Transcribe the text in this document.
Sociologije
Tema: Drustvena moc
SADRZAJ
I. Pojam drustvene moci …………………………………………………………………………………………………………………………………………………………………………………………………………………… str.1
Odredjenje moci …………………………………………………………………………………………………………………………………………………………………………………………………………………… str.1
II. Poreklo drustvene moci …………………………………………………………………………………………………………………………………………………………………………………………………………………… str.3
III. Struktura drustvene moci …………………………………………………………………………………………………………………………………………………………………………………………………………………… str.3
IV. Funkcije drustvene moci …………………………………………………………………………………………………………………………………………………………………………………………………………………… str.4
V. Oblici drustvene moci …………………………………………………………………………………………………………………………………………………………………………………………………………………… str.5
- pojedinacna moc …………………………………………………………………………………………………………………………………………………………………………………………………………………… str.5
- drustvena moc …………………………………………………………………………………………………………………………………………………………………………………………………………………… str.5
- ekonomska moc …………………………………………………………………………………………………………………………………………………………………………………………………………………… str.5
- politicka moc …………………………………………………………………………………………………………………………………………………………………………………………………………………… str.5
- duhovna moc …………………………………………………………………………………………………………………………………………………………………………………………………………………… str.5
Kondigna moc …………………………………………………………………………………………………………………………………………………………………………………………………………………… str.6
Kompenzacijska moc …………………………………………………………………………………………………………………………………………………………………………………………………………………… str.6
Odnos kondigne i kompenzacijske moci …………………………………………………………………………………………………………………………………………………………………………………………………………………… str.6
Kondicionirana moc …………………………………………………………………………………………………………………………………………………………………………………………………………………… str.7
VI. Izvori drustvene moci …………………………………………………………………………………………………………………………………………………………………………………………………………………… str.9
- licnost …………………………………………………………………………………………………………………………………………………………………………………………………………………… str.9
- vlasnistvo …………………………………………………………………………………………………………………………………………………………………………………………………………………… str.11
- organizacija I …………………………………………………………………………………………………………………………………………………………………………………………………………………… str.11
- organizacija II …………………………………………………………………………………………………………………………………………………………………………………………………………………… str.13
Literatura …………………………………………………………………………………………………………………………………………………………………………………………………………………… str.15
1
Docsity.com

• _Instructions to follow_: Your task is to extract all of the records exactly.

• _Worked solution_:
Transcribe the text in this document.
Sociologije
Tema: Drustvena moc
SADRZAJ
I. Pojam drustvene moci …………………………………………………………………………………………………………………………………………………………………………………………………………………… str.1
Odredjenje moci …………………………………………………………………………………………………………………………………………………………………………………………………………………… str.1
II. Poreklo drustvene moci …………………………………………………………………………………………………………………………………………………………………………………………………………………… str.3
III. Struktura drustvene moci …………………………………………………………………………………………………………………………………………………………………………………………………………………… str.3
IV. Funkcije drustvene moci …………………………………………………………………………………………………………………………………………………………………………………………………………………… str.4
V. Oblici drustvene moci …………………………………………………………………………………………………………………………………………………………………………………………………………………… str.5
- pojedinacna moc …………………………………………………………………………………………………………………………………………………………………………………………………………………… str.5
- drustvena moc …………………………………………………………………………………………………………………………………………………………………………………………………………………… str.5
- ekonomska moc …………………………………………………………………………………………………………………………………………………………………………………………………………………… str.5
- politicka moc …………………………………………………………………………………………………………………………………………………………………………………………………………………… str.5
- duhovna moc …………………………………………………………………………………………………………………………………………………………………………………………………………………… str.5
Kondigna moc …………………………………………………………………………………………………………………………………………………………………………………………………………………… str.6
Kompenzacijska moc …………………………………………………………………………………………………………………………………………………………………………………………………………………… str.6
Odnos kondigne i kompenzacijske moci …………………………………………………………………………………………………………………………………………………………………………………………………………………… str.6
Kondicionirana moc …………………………………………………………………………………………………………………………………………………………………………………………………………………… str.7
VI. Izvori drustvene moci …………………………………………………………………………………………………………………………………………………………………………………………………………………… str.9
- licnost …………………………………………………………………………………………………………………………………………………………………………………………………………………… str.9
- vlasnistvo …………………………………………………………………………………………………………………………………………………………………………………………………………………… str.11
- organizacija I …………………………………………………………………………………………………………………………………………………………………………………………………………………… str.11
- organizacija II …………………………………………………………………………………………………………………………………………………………………………………………………………………… str.13
Literatura …………………………………………………………………………………………………………………………………………………………………………………………………………………… str.15
1
Docsity.com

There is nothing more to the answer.